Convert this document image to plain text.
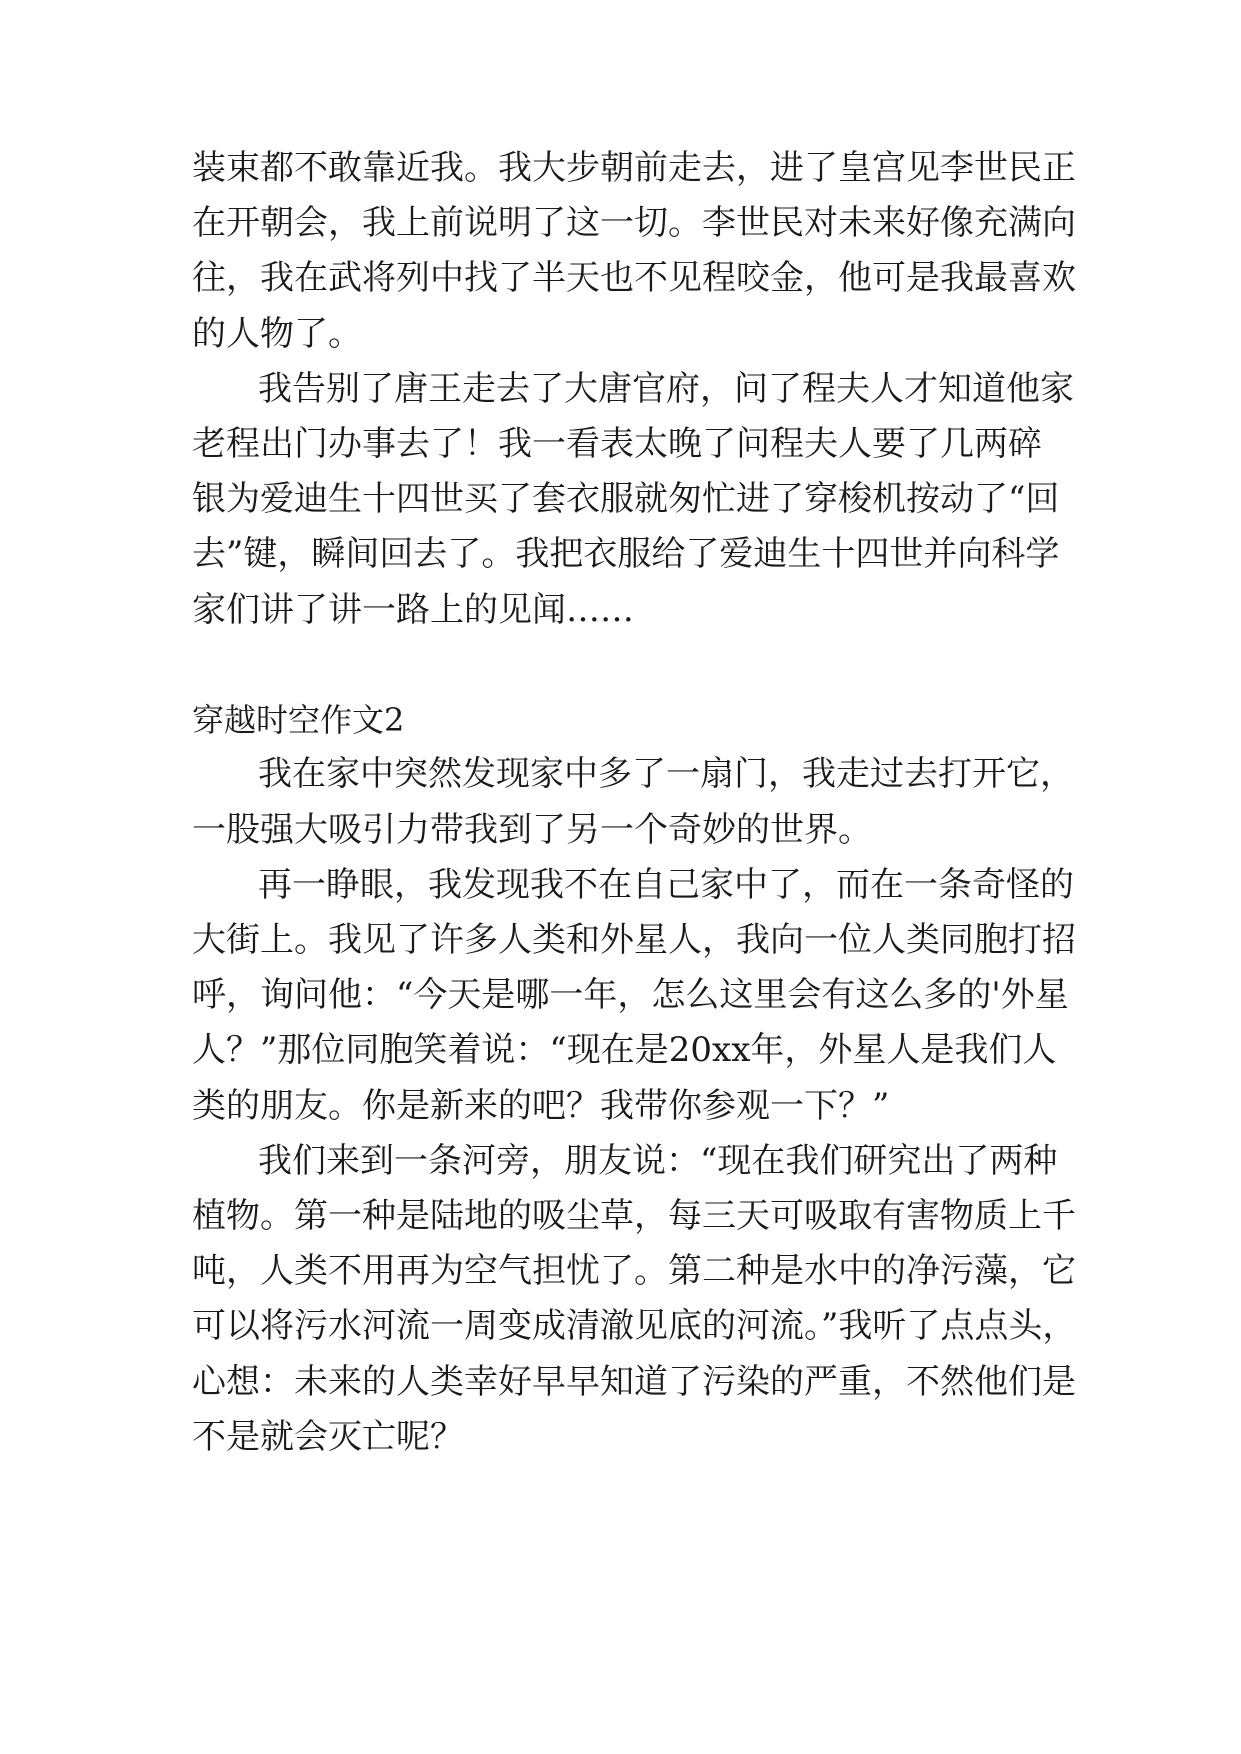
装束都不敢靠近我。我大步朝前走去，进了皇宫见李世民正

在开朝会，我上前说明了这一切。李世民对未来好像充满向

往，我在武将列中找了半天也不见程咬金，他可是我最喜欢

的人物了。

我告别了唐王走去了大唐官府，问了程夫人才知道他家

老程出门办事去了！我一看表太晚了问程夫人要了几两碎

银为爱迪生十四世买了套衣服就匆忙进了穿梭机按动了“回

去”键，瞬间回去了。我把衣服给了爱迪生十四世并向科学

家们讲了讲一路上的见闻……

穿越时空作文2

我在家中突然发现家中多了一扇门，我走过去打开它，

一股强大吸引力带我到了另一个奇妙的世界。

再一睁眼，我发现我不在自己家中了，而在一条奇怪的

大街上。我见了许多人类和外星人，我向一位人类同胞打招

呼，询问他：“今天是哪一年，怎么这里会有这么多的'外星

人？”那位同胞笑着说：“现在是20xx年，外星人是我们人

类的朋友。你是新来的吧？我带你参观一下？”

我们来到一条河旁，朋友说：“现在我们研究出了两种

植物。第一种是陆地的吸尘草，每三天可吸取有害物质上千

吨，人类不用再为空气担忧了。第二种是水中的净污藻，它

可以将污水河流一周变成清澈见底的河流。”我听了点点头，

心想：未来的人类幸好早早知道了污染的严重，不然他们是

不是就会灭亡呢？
------
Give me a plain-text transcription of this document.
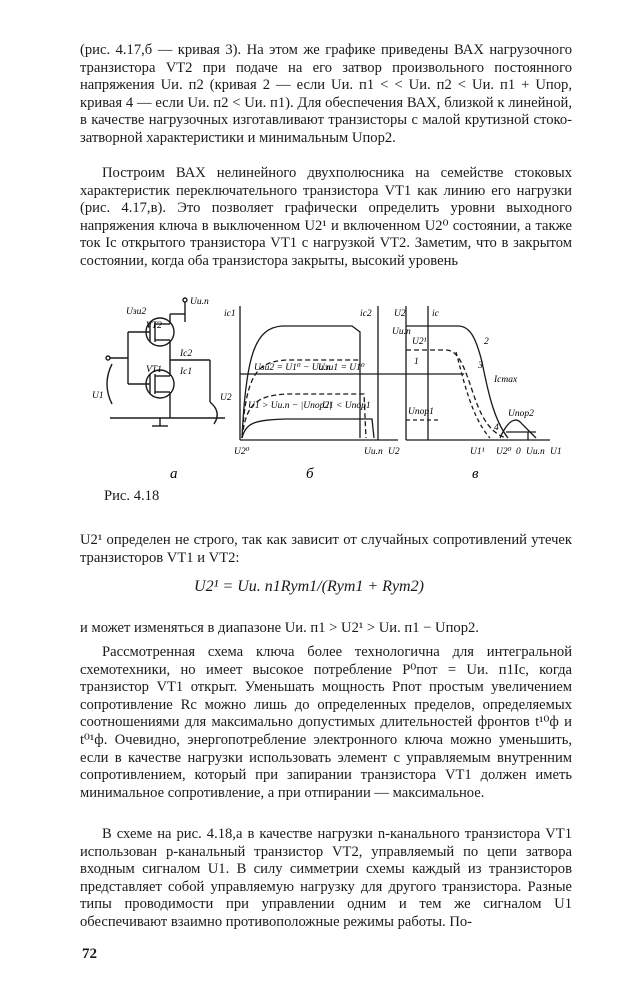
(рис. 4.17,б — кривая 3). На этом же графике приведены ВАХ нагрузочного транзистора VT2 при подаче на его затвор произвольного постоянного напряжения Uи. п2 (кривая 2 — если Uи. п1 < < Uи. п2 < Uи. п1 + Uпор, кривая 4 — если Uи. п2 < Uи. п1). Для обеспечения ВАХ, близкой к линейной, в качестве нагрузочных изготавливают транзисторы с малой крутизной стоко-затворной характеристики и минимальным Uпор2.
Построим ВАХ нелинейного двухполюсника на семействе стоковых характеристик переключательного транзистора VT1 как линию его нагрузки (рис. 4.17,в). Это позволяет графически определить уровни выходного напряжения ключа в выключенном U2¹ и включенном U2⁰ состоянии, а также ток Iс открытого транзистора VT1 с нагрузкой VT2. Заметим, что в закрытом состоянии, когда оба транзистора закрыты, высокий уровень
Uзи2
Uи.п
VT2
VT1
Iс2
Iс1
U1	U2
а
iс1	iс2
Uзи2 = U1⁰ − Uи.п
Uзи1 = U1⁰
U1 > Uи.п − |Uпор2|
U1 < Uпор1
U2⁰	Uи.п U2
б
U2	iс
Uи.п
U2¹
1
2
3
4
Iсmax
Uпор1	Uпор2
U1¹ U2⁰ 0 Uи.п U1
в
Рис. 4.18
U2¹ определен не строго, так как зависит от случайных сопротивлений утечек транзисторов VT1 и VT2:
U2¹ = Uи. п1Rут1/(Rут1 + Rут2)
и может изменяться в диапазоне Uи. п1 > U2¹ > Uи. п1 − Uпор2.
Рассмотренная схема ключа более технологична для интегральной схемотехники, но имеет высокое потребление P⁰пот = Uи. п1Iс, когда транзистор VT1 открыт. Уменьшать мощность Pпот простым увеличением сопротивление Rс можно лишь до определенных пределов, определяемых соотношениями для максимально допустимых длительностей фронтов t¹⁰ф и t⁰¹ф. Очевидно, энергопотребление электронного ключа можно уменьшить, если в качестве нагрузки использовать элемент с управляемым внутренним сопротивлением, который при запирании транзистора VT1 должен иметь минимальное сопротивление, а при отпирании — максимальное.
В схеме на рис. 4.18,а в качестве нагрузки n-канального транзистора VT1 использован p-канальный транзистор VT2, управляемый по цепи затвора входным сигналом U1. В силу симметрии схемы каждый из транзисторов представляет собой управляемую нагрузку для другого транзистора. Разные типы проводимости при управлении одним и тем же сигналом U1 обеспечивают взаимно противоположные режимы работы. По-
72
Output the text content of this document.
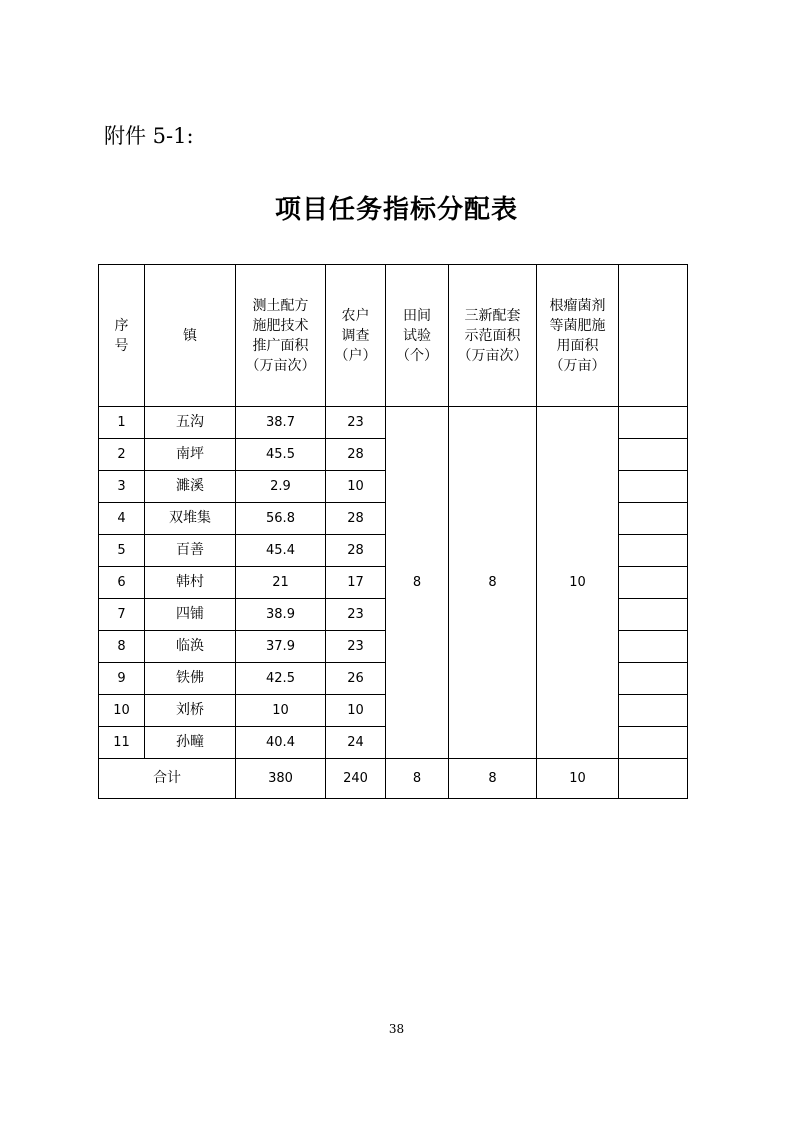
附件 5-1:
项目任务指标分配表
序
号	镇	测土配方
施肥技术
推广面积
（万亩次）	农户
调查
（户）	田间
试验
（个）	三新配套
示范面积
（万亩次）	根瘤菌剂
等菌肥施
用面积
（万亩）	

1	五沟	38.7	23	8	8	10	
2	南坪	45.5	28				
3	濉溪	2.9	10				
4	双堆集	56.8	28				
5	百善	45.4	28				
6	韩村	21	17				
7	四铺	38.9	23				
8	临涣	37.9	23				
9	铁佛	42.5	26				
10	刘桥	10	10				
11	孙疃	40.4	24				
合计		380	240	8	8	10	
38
------
■ GOAL
Extract from the data every line where "document" shows up.

■ EXERCISE RESULT
Convert this document image to plain text.
Give me a plain-text transcription of this document.
Output the text content of this document.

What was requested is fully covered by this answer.